[Data for this task]
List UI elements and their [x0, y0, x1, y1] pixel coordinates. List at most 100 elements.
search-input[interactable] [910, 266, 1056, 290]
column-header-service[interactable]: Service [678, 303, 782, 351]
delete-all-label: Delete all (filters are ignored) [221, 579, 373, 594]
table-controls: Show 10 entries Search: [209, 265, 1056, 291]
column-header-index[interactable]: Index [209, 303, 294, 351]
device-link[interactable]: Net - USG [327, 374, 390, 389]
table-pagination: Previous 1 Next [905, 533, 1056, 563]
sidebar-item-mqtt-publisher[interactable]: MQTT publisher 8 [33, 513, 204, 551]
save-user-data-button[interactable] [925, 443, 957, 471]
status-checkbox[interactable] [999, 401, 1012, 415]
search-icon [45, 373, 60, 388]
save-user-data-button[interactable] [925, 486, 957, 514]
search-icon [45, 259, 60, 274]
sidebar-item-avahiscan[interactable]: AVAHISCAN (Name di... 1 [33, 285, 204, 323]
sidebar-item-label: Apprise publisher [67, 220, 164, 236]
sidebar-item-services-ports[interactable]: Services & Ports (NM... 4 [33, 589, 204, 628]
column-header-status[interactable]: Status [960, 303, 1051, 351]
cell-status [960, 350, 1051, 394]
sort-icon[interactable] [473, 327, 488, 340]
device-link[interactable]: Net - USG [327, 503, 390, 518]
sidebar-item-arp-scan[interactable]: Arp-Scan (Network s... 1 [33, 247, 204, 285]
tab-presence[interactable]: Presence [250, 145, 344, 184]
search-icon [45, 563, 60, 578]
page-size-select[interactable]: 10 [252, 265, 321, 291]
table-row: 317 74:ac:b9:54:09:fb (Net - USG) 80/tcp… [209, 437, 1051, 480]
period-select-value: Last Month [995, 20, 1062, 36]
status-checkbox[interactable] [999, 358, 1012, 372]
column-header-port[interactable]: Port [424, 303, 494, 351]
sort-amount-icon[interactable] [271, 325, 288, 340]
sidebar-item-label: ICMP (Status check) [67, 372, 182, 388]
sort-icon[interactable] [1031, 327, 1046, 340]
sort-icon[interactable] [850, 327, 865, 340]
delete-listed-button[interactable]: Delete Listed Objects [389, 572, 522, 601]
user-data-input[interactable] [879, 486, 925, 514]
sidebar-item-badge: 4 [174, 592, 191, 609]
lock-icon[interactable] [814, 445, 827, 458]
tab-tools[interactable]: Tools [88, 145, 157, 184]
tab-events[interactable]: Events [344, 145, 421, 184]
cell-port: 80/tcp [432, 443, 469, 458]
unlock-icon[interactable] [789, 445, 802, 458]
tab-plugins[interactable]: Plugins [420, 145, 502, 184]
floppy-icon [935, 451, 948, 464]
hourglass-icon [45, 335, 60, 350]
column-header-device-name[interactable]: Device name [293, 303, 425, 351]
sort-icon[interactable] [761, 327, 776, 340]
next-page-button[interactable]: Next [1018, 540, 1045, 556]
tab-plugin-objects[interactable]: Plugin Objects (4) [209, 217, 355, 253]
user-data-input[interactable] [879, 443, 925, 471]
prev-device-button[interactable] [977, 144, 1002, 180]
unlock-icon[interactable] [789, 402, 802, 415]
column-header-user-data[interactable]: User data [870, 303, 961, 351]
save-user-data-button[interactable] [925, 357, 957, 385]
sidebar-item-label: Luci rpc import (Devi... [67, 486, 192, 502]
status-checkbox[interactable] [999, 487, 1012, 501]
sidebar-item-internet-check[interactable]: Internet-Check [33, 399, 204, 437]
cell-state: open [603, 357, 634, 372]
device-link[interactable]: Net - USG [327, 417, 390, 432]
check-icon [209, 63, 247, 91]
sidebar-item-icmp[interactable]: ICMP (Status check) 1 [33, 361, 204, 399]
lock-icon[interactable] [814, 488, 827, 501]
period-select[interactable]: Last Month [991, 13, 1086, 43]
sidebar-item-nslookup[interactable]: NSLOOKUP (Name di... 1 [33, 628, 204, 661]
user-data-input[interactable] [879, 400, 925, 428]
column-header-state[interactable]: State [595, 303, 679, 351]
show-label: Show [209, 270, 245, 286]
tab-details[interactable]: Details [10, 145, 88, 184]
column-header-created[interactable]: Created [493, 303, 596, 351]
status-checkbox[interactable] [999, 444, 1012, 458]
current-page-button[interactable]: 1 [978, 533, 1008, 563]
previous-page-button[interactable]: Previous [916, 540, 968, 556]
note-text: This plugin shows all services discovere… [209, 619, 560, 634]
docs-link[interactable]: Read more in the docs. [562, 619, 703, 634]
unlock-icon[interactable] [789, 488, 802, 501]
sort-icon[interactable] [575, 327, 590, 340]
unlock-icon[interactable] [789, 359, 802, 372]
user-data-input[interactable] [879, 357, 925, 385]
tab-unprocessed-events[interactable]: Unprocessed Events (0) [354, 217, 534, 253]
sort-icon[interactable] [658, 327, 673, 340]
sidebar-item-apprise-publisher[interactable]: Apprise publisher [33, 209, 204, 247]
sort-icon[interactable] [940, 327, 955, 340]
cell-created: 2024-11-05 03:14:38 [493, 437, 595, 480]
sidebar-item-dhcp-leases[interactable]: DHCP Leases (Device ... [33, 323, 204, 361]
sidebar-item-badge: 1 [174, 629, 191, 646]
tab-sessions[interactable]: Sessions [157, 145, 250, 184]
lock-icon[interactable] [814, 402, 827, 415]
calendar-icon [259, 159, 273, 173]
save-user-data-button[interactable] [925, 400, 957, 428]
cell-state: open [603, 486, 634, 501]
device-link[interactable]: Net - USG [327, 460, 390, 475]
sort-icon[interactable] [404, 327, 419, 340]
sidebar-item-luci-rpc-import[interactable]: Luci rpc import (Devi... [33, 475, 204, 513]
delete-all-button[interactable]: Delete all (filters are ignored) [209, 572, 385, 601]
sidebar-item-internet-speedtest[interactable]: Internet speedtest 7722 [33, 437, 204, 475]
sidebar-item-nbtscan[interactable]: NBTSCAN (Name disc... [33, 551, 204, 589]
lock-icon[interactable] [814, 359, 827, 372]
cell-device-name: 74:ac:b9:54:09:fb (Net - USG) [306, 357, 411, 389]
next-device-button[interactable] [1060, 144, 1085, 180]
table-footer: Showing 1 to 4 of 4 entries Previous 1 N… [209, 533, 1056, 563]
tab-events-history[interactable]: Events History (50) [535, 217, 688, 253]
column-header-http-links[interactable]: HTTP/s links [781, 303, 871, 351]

[Requirement] Print all of the lines above again without changing a single character.

[Complete output]
List UI elements and their [x0, y0, x1, y1] pixel coordinates. List at most 100 elements.
search-input[interactable] [910, 266, 1056, 290]
column-header-service[interactable]: Service [678, 303, 782, 351]
delete-all-label: Delete all (filters are ignored) [221, 579, 373, 594]
table-controls: Show 10 entries Search: [209, 265, 1056, 291]
column-header-index[interactable]: Index [209, 303, 294, 351]
device-link[interactable]: Net - USG [327, 374, 390, 389]
table-pagination: Previous 1 Next [905, 533, 1056, 563]
sidebar-item-mqtt-publisher[interactable]: MQTT publisher 8 [33, 513, 204, 551]
save-user-data-button[interactable] [925, 443, 957, 471]
status-checkbox[interactable] [999, 401, 1012, 415]
search-icon [45, 373, 60, 388]
save-user-data-button[interactable] [925, 486, 957, 514]
search-icon [45, 259, 60, 274]
sidebar-item-avahiscan[interactable]: AVAHISCAN (Name di... 1 [33, 285, 204, 323]
sidebar-item-label: Apprise publisher [67, 220, 164, 236]
sidebar-item-services-ports[interactable]: Services & Ports (NM... 4 [33, 589, 204, 628]
column-header-status[interactable]: Status [960, 303, 1051, 351]
cell-status [960, 350, 1051, 394]
sort-icon[interactable] [473, 327, 488, 340]
device-link[interactable]: Net - USG [327, 503, 390, 518]
sidebar-item-arp-scan[interactable]: Arp-Scan (Network s... 1 [33, 247, 204, 285]
tab-presence[interactable]: Presence [250, 145, 344, 184]
search-icon [45, 563, 60, 578]
page-size-select[interactable]: 10 [252, 265, 321, 291]
table-row: 317 74:ac:b9:54:09:fb (Net - USG) 80/tcp… [209, 437, 1051, 480]
period-select-value: Last Month [995, 20, 1062, 36]
status-checkbox[interactable] [999, 358, 1012, 372]
column-header-port[interactable]: Port [424, 303, 494, 351]
sort-amount-icon[interactable] [271, 325, 288, 340]
sidebar-item-label: ICMP (Status check) [67, 372, 182, 388]
sort-icon[interactable] [1031, 327, 1046, 340]
sort-icon[interactable] [850, 327, 865, 340]
delete-listed-button[interactable]: Delete Listed Objects [389, 572, 522, 601]
user-data-input[interactable] [879, 486, 925, 514]
sidebar-item-badge: 4 [174, 592, 191, 609]
lock-icon[interactable] [814, 445, 827, 458]
tab-tools[interactable]: Tools [88, 145, 157, 184]
tab-events[interactable]: Events [344, 145, 421, 184]
cell-port: 80/tcp [432, 443, 469, 458]
unlock-icon[interactable] [789, 445, 802, 458]
tab-plugins[interactable]: Plugins [420, 145, 502, 184]
floppy-icon [935, 451, 948, 464]
hourglass-icon [45, 335, 60, 350]
column-header-device-name[interactable]: Device name [293, 303, 425, 351]
sort-icon[interactable] [761, 327, 776, 340]
next-page-button[interactable]: Next [1018, 540, 1045, 556]
tab-plugin-objects[interactable]: Plugin Objects (4) [209, 217, 355, 253]
user-data-input[interactable] [879, 443, 925, 471]
prev-device-button[interactable] [977, 144, 1002, 180]
unlock-icon[interactable] [789, 402, 802, 415]
column-header-user-data[interactable]: User data [870, 303, 961, 351]
save-user-data-button[interactable] [925, 357, 957, 385]
sidebar-item-label: Luci rpc import (Devi... [67, 486, 192, 502]
status-checkbox[interactable] [999, 487, 1012, 501]
sidebar-item-internet-check[interactable]: Internet-Check [33, 399, 204, 437]
cell-state: open [603, 357, 634, 372]
device-link[interactable]: Net - USG [327, 417, 390, 432]
check-icon [209, 63, 247, 91]
sidebar-item-icmp[interactable]: ICMP (Status check) 1 [33, 361, 204, 399]
lock-icon[interactable] [814, 488, 827, 501]
period-select[interactable]: Last Month [991, 13, 1086, 43]
sidebar-item-nslookup[interactable]: NSLOOKUP (Name di... 1 [33, 628, 204, 661]
user-data-input[interactable] [879, 400, 925, 428]
column-header-state[interactable]: State [595, 303, 679, 351]
show-label: Show [209, 270, 245, 286]
tab-details[interactable]: Details [10, 145, 88, 184]
column-header-created[interactable]: Created [493, 303, 596, 351]
status-checkbox[interactable] [999, 444, 1012, 458]
current-page-button[interactable]: 1 [978, 533, 1008, 563]
previous-page-button[interactable]: Previous [916, 540, 968, 556]
note-text: This plugin shows all services discovere… [209, 619, 560, 634]
docs-link[interactable]: Read more in the docs. [562, 619, 703, 634]
unlock-icon[interactable] [789, 488, 802, 501]
sort-icon[interactable] [575, 327, 590, 340]
unlock-icon[interactable] [789, 359, 802, 372]
user-data-input[interactable] [879, 357, 925, 385]
tab-unprocessed-events[interactable]: Unprocessed Events (0) [354, 217, 534, 253]
sort-icon[interactable] [658, 327, 673, 340]
sidebar-item-apprise-publisher[interactable]: Apprise publisher [33, 209, 204, 247]
sort-icon[interactable] [940, 327, 955, 340]
cell-created: 2024-11-05 03:14:38 [493, 437, 595, 480]
sidebar-item-dhcp-leases[interactable]: DHCP Leases (Device ... [33, 323, 204, 361]
sidebar-item-badge: 1 [174, 629, 191, 646]
tab-sessions[interactable]: Sessions [157, 145, 250, 184]
lock-icon[interactable] [814, 402, 827, 415]
calendar-icon [259, 159, 273, 173]
save-user-data-button[interactable] [925, 400, 957, 428]
cell-state: open [603, 486, 634, 501]
device-link[interactable]: Net - USG [327, 460, 390, 475]
sort-icon[interactable] [404, 327, 419, 340]
sidebar-item-luci-rpc-import[interactable]: Luci rpc import (Devi... [33, 475, 204, 513]
delete-all-button[interactable]: Delete all (filters are ignored) [209, 572, 385, 601]
sidebar-item-internet-speedtest[interactable]: Internet speedtest 7722 [33, 437, 204, 475]
sidebar-item-nbtscan[interactable]: NBTSCAN (Name disc... [33, 551, 204, 589]
lock-icon[interactable] [814, 359, 827, 372]
cell-device-name: 74:ac:b9:54:09:fb (Net - USG) [306, 357, 411, 389]
next-device-button[interactable] [1060, 144, 1085, 180]
table-footer: Showing 1 to 4 of 4 entries Previous 1 N… [209, 533, 1056, 563]
tab-events-history[interactable]: Events History (50) [535, 217, 688, 253]
column-header-http-links[interactable]: HTTP/s links [781, 303, 871, 351]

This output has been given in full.